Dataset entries
_ _ _ _

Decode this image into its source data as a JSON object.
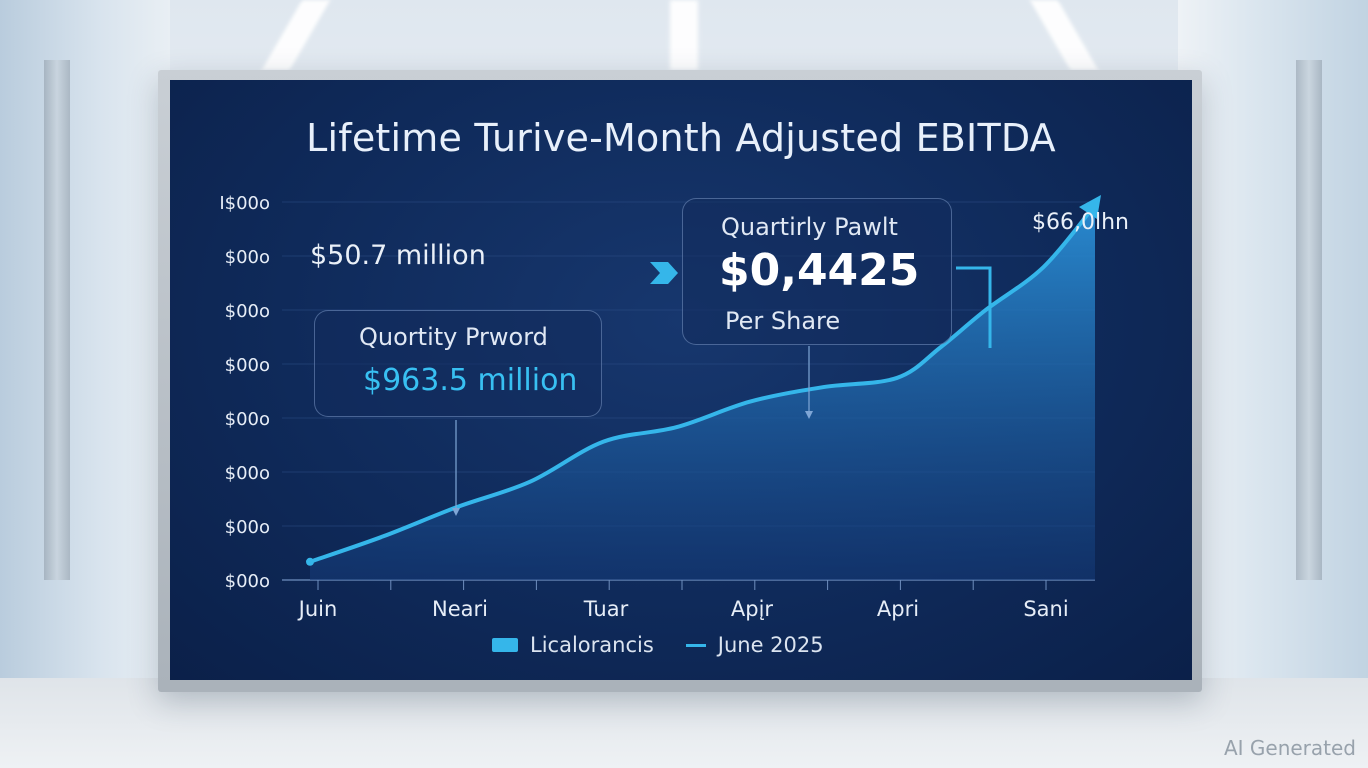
{
  "chart_data": {
    "type": "area",
    "title": "Lifetime Turive-Month Adjusted EBITDA",
    "y_tick_labels": [
      "I$00o",
      "$00o",
      "$00o",
      "$00o",
      "$00o",
      "$00o",
      "$00o",
      "$00o"
    ],
    "x_tick_labels": [
      "Juin",
      "Neari",
      "Tuar",
      "Apįr",
      "Apri",
      "Sani"
    ],
    "series": [
      {
        "name": "Licalorancis",
        "x": [
          0,
          0.5,
          1,
          1.5,
          2,
          2.5,
          3,
          3.5,
          4,
          4.3,
          4.6,
          5,
          5.35
        ],
        "values": [
          0.5,
          1.2,
          2.0,
          2.7,
          3.8,
          4.2,
          4.9,
          5.3,
          5.55,
          6.4,
          7.4,
          8.6,
          10.3
        ]
      }
    ],
    "legend": [
      "Licalorancis",
      "June 2025"
    ],
    "legend_position": "bottom-center",
    "colors": {
      "line": "#35b6ea",
      "area_top": "#2a8fd6",
      "area_bottom": "#143a78"
    },
    "annotations": {
      "top_left_value": "$50.7 million",
      "end_value": "$66,0lhn",
      "left_callout": {
        "label": "Quortity Prword",
        "value": "$963.5 million"
      },
      "right_callout": {
        "label": "Quartirly Pawlt",
        "value": "$0,4425",
        "sublabel": "Per Share"
      }
    }
  },
  "watermark": "AI Generated"
}
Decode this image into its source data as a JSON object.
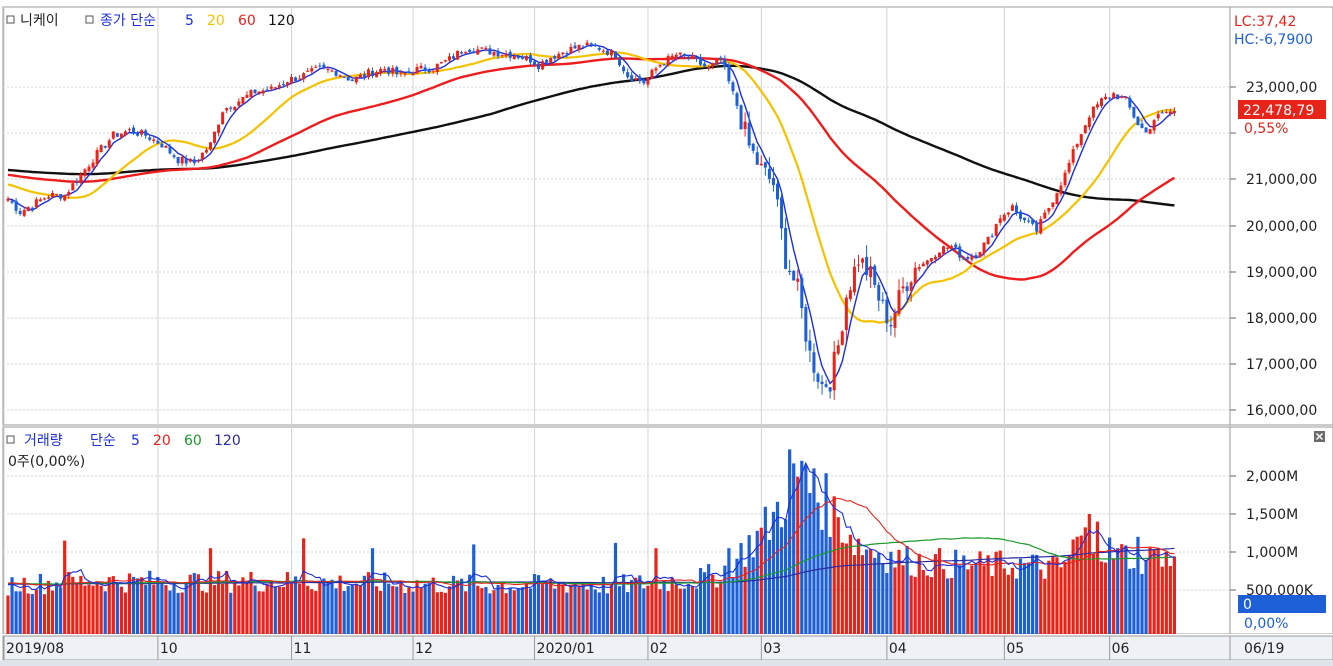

_ _ _ _

Will you restate every entry word for word and omit the images?

The reply:
Decode this image into its source data as a JSON object.
{
  "chart_data": {
    "type": "area",
    "title": "Lifetime Turive-Month Adjusted EBITDA",
    "y_tick_labels": [
      "I$00o",
      "$00o",
      "$00o",
      "$00o",
      "$00o",
      "$00o",
      "$00o",
      "$00o"
    ],
    "x_tick_labels": [
      "Juin",
      "Neari",
      "Tuar",
      "Apįr",
      "Apri",
      "Sani"
    ],
    "series": [
      {
        "name": "Licalorancis",
        "x": [
          0,
          0.5,
          1,
          1.5,
          2,
          2.5,
          3,
          3.5,
          4,
          4.3,
          4.6,
          5,
          5.35
        ],
        "values": [
          0.5,
          1.2,
          2.0,
          2.7,
          3.8,
          4.2,
          4.9,
          5.3,
          5.55,
          6.4,
          7.4,
          8.6,
          10.3
        ]
      }
    ],
    "legend": [
      "Licalorancis",
      "June 2025"
    ],
    "legend_position": "bottom-center",
    "colors": {
      "line": "#35b6ea",
      "area_top": "#2a8fd6",
      "area_bottom": "#143a78"
    },
    "annotations": {
      "top_left_value": "$50.7 million",
      "end_value": "$66,0lhn",
      "left_callout": {
        "label": "Quortity Prword",
        "value": "$963.5 million"
      },
      "right_callout": {
        "label": "Quartirly Pawlt",
        "value": "$0,4425",
        "sublabel": "Per Share"
      }
    }
  },
  "watermark": "AI Generated"
}
Decode this image into its source data as a JSON object.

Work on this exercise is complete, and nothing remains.